### Exercise instructions
Repeat, without any change, the entries presented below.

═════ Material for the task

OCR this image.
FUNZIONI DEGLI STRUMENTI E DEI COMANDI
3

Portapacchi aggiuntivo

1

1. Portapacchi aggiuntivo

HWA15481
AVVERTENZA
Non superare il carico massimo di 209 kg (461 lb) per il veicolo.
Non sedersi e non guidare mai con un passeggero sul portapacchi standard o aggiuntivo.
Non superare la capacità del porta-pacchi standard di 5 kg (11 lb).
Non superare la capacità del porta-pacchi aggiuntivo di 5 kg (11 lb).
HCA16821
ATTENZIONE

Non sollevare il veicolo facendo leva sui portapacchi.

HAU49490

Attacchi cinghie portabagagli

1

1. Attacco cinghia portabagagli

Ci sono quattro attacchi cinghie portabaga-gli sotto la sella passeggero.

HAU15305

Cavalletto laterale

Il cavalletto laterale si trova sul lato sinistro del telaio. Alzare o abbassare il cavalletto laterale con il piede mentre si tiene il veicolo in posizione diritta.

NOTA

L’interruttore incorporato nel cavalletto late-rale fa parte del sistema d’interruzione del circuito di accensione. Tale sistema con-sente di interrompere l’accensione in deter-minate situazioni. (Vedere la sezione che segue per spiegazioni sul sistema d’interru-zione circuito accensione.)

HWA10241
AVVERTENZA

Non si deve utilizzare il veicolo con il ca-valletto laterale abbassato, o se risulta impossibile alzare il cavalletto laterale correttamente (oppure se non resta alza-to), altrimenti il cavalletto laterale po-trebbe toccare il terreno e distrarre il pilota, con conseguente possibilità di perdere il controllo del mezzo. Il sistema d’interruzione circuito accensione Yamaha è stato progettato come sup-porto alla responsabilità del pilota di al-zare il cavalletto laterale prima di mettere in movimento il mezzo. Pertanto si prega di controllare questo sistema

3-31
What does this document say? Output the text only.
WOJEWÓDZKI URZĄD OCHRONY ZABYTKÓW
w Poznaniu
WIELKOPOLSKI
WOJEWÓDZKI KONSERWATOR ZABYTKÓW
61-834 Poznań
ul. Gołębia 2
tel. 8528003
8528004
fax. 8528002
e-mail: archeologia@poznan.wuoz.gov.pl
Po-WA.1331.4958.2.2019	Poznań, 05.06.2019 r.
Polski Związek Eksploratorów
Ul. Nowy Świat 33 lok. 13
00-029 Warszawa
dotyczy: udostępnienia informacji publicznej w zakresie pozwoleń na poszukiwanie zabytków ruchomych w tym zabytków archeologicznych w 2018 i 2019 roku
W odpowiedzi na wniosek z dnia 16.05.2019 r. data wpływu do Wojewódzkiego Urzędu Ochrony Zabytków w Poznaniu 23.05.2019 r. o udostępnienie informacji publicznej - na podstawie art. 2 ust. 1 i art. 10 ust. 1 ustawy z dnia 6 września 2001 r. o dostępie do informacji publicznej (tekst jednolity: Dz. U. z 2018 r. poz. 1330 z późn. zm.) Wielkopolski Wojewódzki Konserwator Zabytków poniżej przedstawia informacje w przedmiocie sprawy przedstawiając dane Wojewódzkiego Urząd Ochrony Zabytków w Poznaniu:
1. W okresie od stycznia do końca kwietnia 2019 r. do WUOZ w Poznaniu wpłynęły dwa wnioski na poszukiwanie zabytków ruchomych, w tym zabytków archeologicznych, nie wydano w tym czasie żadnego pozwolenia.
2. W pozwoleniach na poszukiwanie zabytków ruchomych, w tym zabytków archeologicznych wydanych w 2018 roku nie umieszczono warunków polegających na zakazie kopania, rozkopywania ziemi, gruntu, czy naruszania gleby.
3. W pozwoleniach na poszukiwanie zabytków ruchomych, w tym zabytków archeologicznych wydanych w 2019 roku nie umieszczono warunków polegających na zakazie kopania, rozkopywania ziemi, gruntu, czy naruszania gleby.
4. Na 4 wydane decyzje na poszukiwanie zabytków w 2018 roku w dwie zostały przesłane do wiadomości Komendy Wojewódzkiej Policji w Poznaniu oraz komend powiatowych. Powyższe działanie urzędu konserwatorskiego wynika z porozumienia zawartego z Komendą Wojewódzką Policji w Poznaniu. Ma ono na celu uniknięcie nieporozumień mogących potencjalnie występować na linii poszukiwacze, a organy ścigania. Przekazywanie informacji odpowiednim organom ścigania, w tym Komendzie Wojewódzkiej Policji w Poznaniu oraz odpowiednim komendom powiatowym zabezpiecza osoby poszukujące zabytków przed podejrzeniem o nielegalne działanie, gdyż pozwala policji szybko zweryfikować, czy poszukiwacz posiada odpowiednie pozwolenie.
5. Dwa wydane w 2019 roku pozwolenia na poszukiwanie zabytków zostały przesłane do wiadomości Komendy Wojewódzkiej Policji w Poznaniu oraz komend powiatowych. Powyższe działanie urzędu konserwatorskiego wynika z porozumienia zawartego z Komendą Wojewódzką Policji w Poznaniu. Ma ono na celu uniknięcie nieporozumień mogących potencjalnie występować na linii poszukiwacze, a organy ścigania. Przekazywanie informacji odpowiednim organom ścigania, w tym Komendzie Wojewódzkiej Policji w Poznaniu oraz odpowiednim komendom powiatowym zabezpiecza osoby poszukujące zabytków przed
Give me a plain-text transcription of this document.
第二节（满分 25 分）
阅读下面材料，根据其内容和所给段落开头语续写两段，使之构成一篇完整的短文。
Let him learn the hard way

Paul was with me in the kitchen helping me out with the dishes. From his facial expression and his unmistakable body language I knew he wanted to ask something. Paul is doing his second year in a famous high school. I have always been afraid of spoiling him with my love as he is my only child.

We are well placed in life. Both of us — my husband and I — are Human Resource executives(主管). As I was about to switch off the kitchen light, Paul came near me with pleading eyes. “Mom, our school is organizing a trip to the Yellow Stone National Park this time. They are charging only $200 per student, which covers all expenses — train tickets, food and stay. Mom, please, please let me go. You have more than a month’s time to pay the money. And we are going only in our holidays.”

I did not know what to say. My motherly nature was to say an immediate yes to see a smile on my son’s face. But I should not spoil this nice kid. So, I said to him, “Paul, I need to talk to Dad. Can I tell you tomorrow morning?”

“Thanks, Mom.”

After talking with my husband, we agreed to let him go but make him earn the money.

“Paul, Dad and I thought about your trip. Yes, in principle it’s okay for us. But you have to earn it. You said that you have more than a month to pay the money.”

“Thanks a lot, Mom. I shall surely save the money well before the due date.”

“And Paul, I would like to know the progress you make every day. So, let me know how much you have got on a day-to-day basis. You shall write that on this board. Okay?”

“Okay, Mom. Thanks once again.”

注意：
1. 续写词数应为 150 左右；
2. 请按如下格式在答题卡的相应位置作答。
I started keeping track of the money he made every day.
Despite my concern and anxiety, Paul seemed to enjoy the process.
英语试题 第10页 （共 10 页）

══════════

### Response
OCR this image.
FUNZIONI DEGLI STRUMENTI E DEI COMANDI
3

Portapacchi aggiuntivo

1

1. Portapacchi aggiuntivo

HWA15481
AVVERTENZA
Non superare il carico massimo di 209 kg (461 lb) per il veicolo.
Non sedersi e non guidare mai con un passeggero sul portapacchi standard o aggiuntivo.
Non superare la capacità del porta-pacchi standard di 5 kg (11 lb).
Non superare la capacità del porta-pacchi aggiuntivo di 5 kg (11 lb).
HCA16821
ATTENZIONE

Non sollevare il veicolo facendo leva sui portapacchi.

HAU49490

Attacchi cinghie portabagagli

1

1. Attacco cinghia portabagagli

Ci sono quattro attacchi cinghie portabaga-gli sotto la sella passeggero.

HAU15305

Cavalletto laterale

Il cavalletto laterale si trova sul lato sinistro del telaio. Alzare o abbassare il cavalletto laterale con il piede mentre si tiene il veicolo in posizione diritta.

NOTA

L’interruttore incorporato nel cavalletto late-rale fa parte del sistema d’interruzione del circuito di accensione. Tale sistema con-sente di interrompere l’accensione in deter-minate situazioni. (Vedere la sezione che segue per spiegazioni sul sistema d’interru-zione circuito accensione.)

HWA10241
AVVERTENZA

Non si deve utilizzare il veicolo con il ca-valletto laterale abbassato, o se risulta impossibile alzare il cavalletto laterale correttamente (oppure se non resta alza-to), altrimenti il cavalletto laterale po-trebbe toccare il terreno e distrarre il pilota, con conseguente possibilità di perdere il controllo del mezzo. Il sistema d’interruzione circuito accensione Yamaha è stato progettato come sup-porto alla responsabilità del pilota di al-zare il cavalletto laterale prima di mettere in movimento il mezzo. Pertanto si prega di controllare questo sistema

3-31
What does this document say? Output the text only.
WOJEWÓDZKI URZĄD OCHRONY ZABYTKÓW
w Poznaniu
WIELKOPOLSKI
WOJEWÓDZKI KONSERWATOR ZABYTKÓW
61-834 Poznań
ul. Gołębia 2
tel. 8528003
8528004
fax. 8528002
e-mail: archeologia@poznan.wuoz.gov.pl
Po-WA.1331.4958.2.2019	Poznań, 05.06.2019 r.
Polski Związek Eksploratorów
Ul. Nowy Świat 33 lok. 13
00-029 Warszawa
dotyczy: udostępnienia informacji publicznej w zakresie pozwoleń na poszukiwanie zabytków ruchomych w tym zabytków archeologicznych w 2018 i 2019 roku
W odpowiedzi na wniosek z dnia 16.05.2019 r. data wpływu do Wojewódzkiego Urzędu Ochrony Zabytków w Poznaniu 23.05.2019 r. o udostępnienie informacji publicznej - na podstawie art. 2 ust. 1 i art. 10 ust. 1 ustawy z dnia 6 września 2001 r. o dostępie do informacji publicznej (tekst jednolity: Dz. U. z 2018 r. poz. 1330 z późn. zm.) Wielkopolski Wojewódzki Konserwator Zabytków poniżej przedstawia informacje w przedmiocie sprawy przedstawiając dane Wojewódzkiego Urząd Ochrony Zabytków w Poznaniu:
1. W okresie od stycznia do końca kwietnia 2019 r. do WUOZ w Poznaniu wpłynęły dwa wnioski na poszukiwanie zabytków ruchomych, w tym zabytków archeologicznych, nie wydano w tym czasie żadnego pozwolenia.
2. W pozwoleniach na poszukiwanie zabytków ruchomych, w tym zabytków archeologicznych wydanych w 2018 roku nie umieszczono warunków polegających na zakazie kopania, rozkopywania ziemi, gruntu, czy naruszania gleby.
3. W pozwoleniach na poszukiwanie zabytków ruchomych, w tym zabytków archeologicznych wydanych w 2019 roku nie umieszczono warunków polegających na zakazie kopania, rozkopywania ziemi, gruntu, czy naruszania gleby.
4. Na 4 wydane decyzje na poszukiwanie zabytków w 2018 roku w dwie zostały przesłane do wiadomości Komendy Wojewódzkiej Policji w Poznaniu oraz komend powiatowych. Powyższe działanie urzędu konserwatorskiego wynika z porozumienia zawartego z Komendą Wojewódzką Policji w Poznaniu. Ma ono na celu uniknięcie nieporozumień mogących potencjalnie występować na linii poszukiwacze, a organy ścigania. Przekazywanie informacji odpowiednim organom ścigania, w tym Komendzie Wojewódzkiej Policji w Poznaniu oraz odpowiednim komendom powiatowym zabezpiecza osoby poszukujące zabytków przed podejrzeniem o nielegalne działanie, gdyż pozwala policji szybko zweryfikować, czy poszukiwacz posiada odpowiednie pozwolenie.
5. Dwa wydane w 2019 roku pozwolenia na poszukiwanie zabytków zostały przesłane do wiadomości Komendy Wojewódzkiej Policji w Poznaniu oraz komend powiatowych. Powyższe działanie urzędu konserwatorskiego wynika z porozumienia zawartego z Komendą Wojewódzką Policji w Poznaniu. Ma ono na celu uniknięcie nieporozumień mogących potencjalnie występować na linii poszukiwacze, a organy ścigania. Przekazywanie informacji odpowiednim organom ścigania, w tym Komendzie Wojewódzkiej Policji w Poznaniu oraz odpowiednim komendom powiatowym zabezpiecza osoby poszukujące zabytków przed
Give me a plain-text transcription of this document.
第二节（满分 25 分）
阅读下面材料，根据其内容和所给段落开头语续写两段，使之构成一篇完整的短文。
Let him learn the hard way

Paul was with me in the kitchen helping me out with the dishes. From his facial expression and his unmistakable body language I knew he wanted to ask something. Paul is doing his second year in a famous high school. I have always been afraid of spoiling him with my love as he is my only child.

We are well placed in life. Both of us — my husband and I — are Human Resource executives(主管). As I was about to switch off the kitchen light, Paul came near me with pleading eyes. “Mom, our school is organizing a trip to the Yellow Stone National Park this time. They are charging only $200 per student, which covers all expenses — train tickets, food and stay. Mom, please, please let me go. You have more than a month’s time to pay the money. And we are going only in our holidays.”

I did not know what to say. My motherly nature was to say an immediate yes to see a smile on my son’s face. But I should not spoil this nice kid. So, I said to him, “Paul, I need to talk to Dad. Can I tell you tomorrow morning?”

“Thanks, Mom.”

After talking with my husband, we agreed to let him go but make him earn the money.

“Paul, Dad and I thought about your trip. Yes, in principle it’s okay for us. But you have to earn it. You said that you have more than a month to pay the money.”

“Thanks a lot, Mom. I shall surely save the money well before the due date.”

“And Paul, I would like to know the progress you make every day. So, let me know how much you have got on a day-to-day basis. You shall write that on this board. Okay?”

“Okay, Mom. Thanks once again.”

注意：
1. 续写词数应为 150 左右；
2. 请按如下格式在答题卡的相应位置作答。
I started keeping track of the money he made every day.
Despite my concern and anxiety, Paul seemed to enjoy the process.
英语试题 第10页 （共 10 页）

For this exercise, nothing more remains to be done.